УСЛОВИЕ ЗАДАНИЯ = Продолжите отрывок о вылазке урядника Гайтова к Телишу, начав сразу после его последней фразы.

ОТРЫВОК =
+++
Боевой путь вновь сформированного отряда И. В. Гурко начался с форсирования реки Вид и выхода в тыл плевненской группировки. Осман-паша построил несколько маленьких крепостей вдоль шоссе Плевна— София: Горный Дубняк, Дольний Дубняк, Телиш, Орхание и другие. Эти укрепления были созданы для прикрытия западной коммуникации армии Османа.
13 октября ротмистр Есиев с сотней осетинских всадников подошел к Телишу и завязал перестрелку с подразделением спешенной турецкой кавалерии.
Выполняя приказ командира бригады полковника Черевина, Есиев выслал вперед группу всадников под командой урядника Иналука Гайтова для уничтожения телеграфной линии турок из Телиша в Софию.
На столб полез ловкий, как пантера, Татаркан Томаев. После гибели Гуда Бекузарова Татаркан стал самым близким человеком для Гайтова и постоянно находился при нем.
Взбираясь на столб, Татаркан держал в зубах кривой турецкий кинжал, и когда Гайтов спросил, что видит Томаев, тот только промычал.
Отрезав провод, Томаев приложил его к уху — нет ли каких-либо телеграфных сигналов от турок, но, не услышав ничего, кроме гудения ветра, отрубил второй провод.
— Кругом осмотрись, Татаркан! — приказал урядник.
Томаев взглянул вперед и моментально скатился вниз.
— Турки за перелеском, — тихо доложил он Гайтову.
Друзья посовещались и всем звеном в десять всадников спустились в лощину.
Через полчаса они атаковали засевших в кустах у шоссе башибузуков. Эта атака на первый взгляд не дала ничего — бандиты обратились в бегство, оставив одного раненного в ногу аскера.
Томаев был одним из немногих в сотне, кто знал дюжины две слов по-турецки. Он приставил кривой кинжал к горлу башибузука и потребовал выложить «все». К удивлению разведчиков, пленный ответил на ломаном русском языке:
— Телиш стоит три табыр Шевкет-паша. Ты менэ понималь? Ешо две табыр конны — башибузук называется…
— Сколько пушек? — перебил Гайтов.
— Два длинны пушка. Болша нет. Два маленький пушка. Болша нет.
— Не врешь, башибузукская морда?
— Нэт. Я ваша земляк есть, вират не будэм.
Пленный оказался родом из Черкесии. Когда-то Батал-паша угнал в Турцию десятки тысяч черкесов, в том числе и отца башибузука.
Возиться с «языком» было некогда, убивать жалко — все же земляк…
— Моя отец русски милиция служиль, у Емола-паша служиль.
Пленного отпустили. Томаев даже перевязал ему рану на ноге. — Уж отпускать, так с добром.
— Второй раз не попадайся, ухо резать буду, — добродушно пригрозил Томаев.
Охотники поскакали по шоссе и вскоре встретились с разъездом кубанских охотников под командой есаула Пархоменко. Гайтов доложил о порче телеграфа и добытых сведениях о противнике.
— Скачи, урядник, к князю Кирканову! — распорядился есаул. — Вот тропа, видишь? Передай: я держу шоссе до его подхода.
+++
Записи о пространственном расположении

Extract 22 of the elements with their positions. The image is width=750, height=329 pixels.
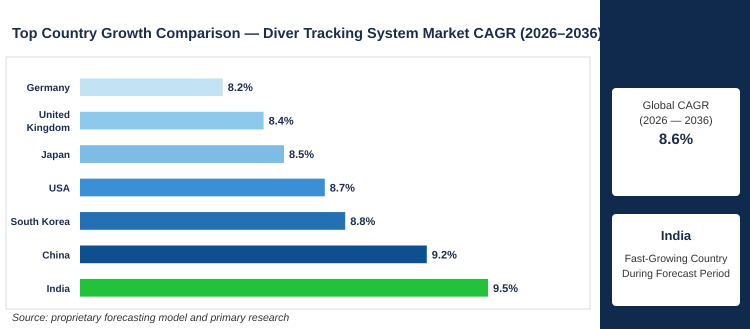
y-tick-label: India xyxy=(46,284,70,295)
y-tick-label: Germany xyxy=(26,83,70,94)
text: 8.6% xyxy=(658,131,694,148)
text: (2026 — 2036) xyxy=(639,115,713,127)
text: India xyxy=(660,228,692,243)
y-tick-label: USA xyxy=(48,184,70,194)
data-label: 8.8% xyxy=(350,216,376,228)
data-label: 9.5% xyxy=(493,282,518,295)
y-tick-label: Japan xyxy=(41,150,70,162)
data-label: 8.7% xyxy=(330,182,356,194)
data-label: 8.4% xyxy=(268,116,294,128)
chart-title: Top Country Growth Comparison — Diver Tracking System Market CAGR (2026–2036) xyxy=(12,26,603,42)
y-tick-label: South Korea xyxy=(10,216,70,228)
data-label: 8.5% xyxy=(289,149,314,162)
text: Global CAGR xyxy=(642,100,710,112)
y-tick-label: United Kingdom xyxy=(26,110,70,134)
text: Fast-Growing Country xyxy=(624,253,728,265)
source-note: Source: proprietary forecasting model and primary research xyxy=(12,312,290,324)
data-label: 9.2% xyxy=(432,249,458,262)
text: During Forecast Period xyxy=(622,268,730,280)
data-label: 8.2% xyxy=(228,82,254,94)
y-tick-label: China xyxy=(42,250,70,262)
+++
ОТВЕТ НА ЗАДАНИЕ =
Не прошло и часа, как Кирканов (новый офицер в Осетинском дивизионе) мчался с двумя сотнями осетинских всадников, чтобы прочно «оседлать» софийскую дорогу и тем самым изолировать крепость Телиш от Софии.
Гайтов стоял перед полковником Черевиным, с трудом понимая все то, что тот показывал ему на карте-двухверстке.
— Привыкай, урядник, к карте, офицером будешь. Значит, здесь полоснули телеграф?
— Здесь, ваше высокоблагородие. Томаев резал.
— Четыре пушки, говоришь? Хорошо. А в какую сторону они стреляют?
— По дороге — туда и сюда.
— Вас не обстреляли?
— Мы оврагом шли, как кошка, ползли…
— Молодцы. Пленного рановато отпустили. Ну да бог с ним. Ранен — пусть Шевкет-паша лечит его, басурмана, сам. У нас своих раненых полно. Едем, урядник!
Черевин в сопровождении охотника Гайтова прибыл в Ставку Гурко. Это было кстати, генерал-адъютант ждал донесения от Кавказской бригады. Выслушав полковника, Гурко сказал:
— Горный Дубняк достался нам дорого. Ахмед-Хивзи и его гарнизон не стоят того. Господа офицеры, (эти слова относились к офицерам штаба отряда) — отныне все маленькие крепости брать только артиллерией. Никаких штурмов и приступов, много чести для них.
Гурко приказал сосредоточить против Телиша 66 орудий и немедленно начать бомбардировку.
Через три часа адского огня этой артиллерийской группы, с дистанцией 400 метров, гарнизон крепости сдался. Эта победа стоила отряду Гурко одного убитого и 15 раненых, тогда как при штурме Горного Дубняка потери гвардейского Измайловского полка составили 3500 человек.
После Телиша Кавказская казачья бригада, при поддержке артиллерии, начала, «как орехи щелкать», маленькие крепости турок.
Тотлебен телеграфировал Главнокомандующему: «В Радомерцах Шевкет-паша с 12 таборами бежал при виде конно-гренадерского разъезда. Мост цел и в наших руках, кавалерия преследует».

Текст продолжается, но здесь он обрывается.